Task to carry out:
Identify every line in the records below that contains the word "Estado", and copy each of those lines.

Stored entries:
══════════════════════════════

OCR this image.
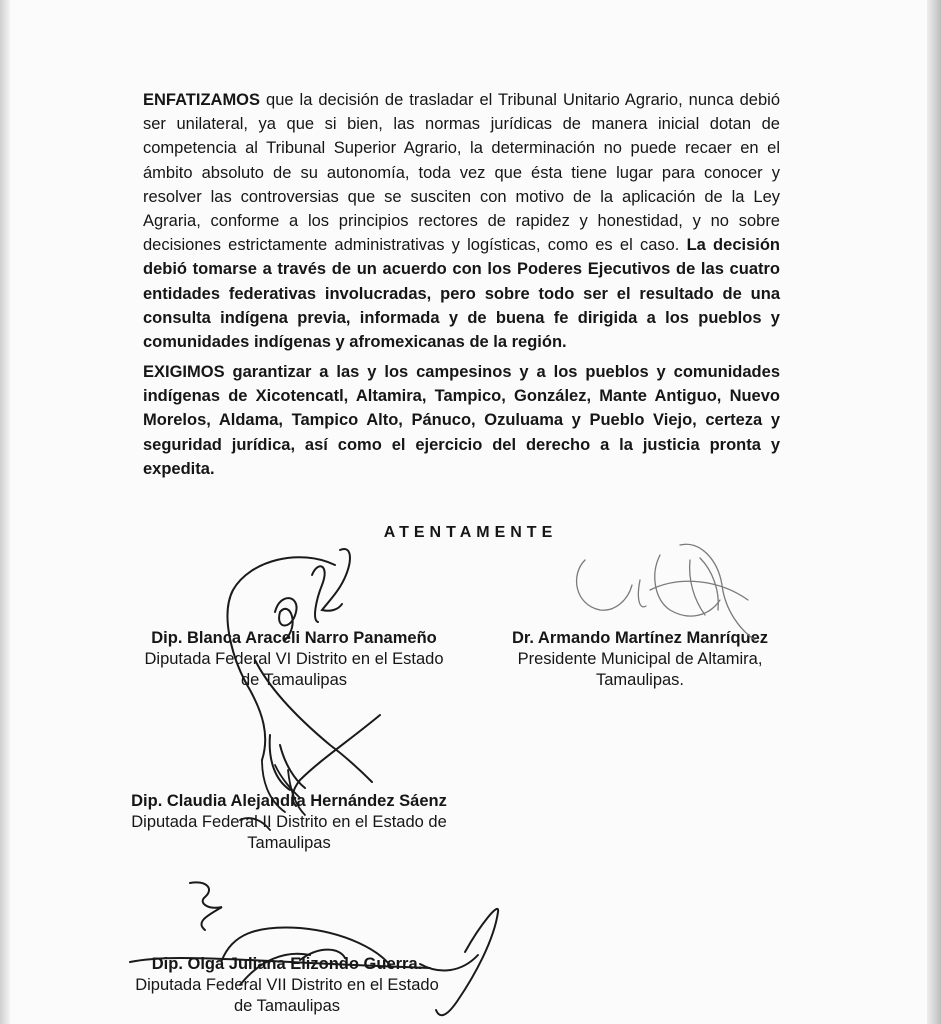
ENFATIZAMOS que la decisión de trasladar el Tribunal Unitario Agrario, nunca debió ser unilateral, ya que si bien, las normas jurídicas de manera inicial dotan de competencia al Tribunal Superior Agrario, la determinación no puede recaer en el ámbito absoluto de su autonomía, toda vez que ésta tiene lugar para conocer y resolver las controversias que se susciten con motivo de la aplicación de la Ley Agraria, conforme a los principios rectores de rapidez y honestidad, y no sobre decisiones estrictamente administrativas y logísticas, como es el caso. La decisión debió tomarse a través de un acuerdo con los Poderes Ejecutivos de las cuatro entidades federativas involucradas, pero sobre todo ser el resultado de una consulta indígena previa, informada y de buena fe dirigida a los pueblos y comunidades indígenas y afromexicanas de la región.

EXIGIMOS garantizar a las y los campesinos y a los pueblos y comunidades indígenas de Xicotencatl, Altamira, Tampico, González, Mante Antiguo, Nuevo Morelos, Aldama, Tampico Alto, Pánuco, Ozuluama y Pueblo Viejo, certeza y seguridad jurídica, así como el ejercicio del derecho a la justicia pronta y expedita.

ATENTAMENTE
Dip. Blanca Araceli Narro Panameño
Diputada Federal VI Distrito en el Estado
de Tamaulipas
Dr. Armando Martínez Manríquez
Presidente Municipal de Altamira,
Tamaulipas.
Dip. Claudia Alejandra Hernández Sáenz
Diputada Federal II Distrito en el Estado de
Tamaulipas
Dip. Olga Juliana Elizondo Guerra.
Diputada Federal VII Distrito en el Estado
de Tamaulipas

══════════════════════════════

The solution:
Diputada Federal VI Distrito en el Estado
Diputada Federal II Distrito en el Estado de
Diputada Federal VII Distrito en el Estado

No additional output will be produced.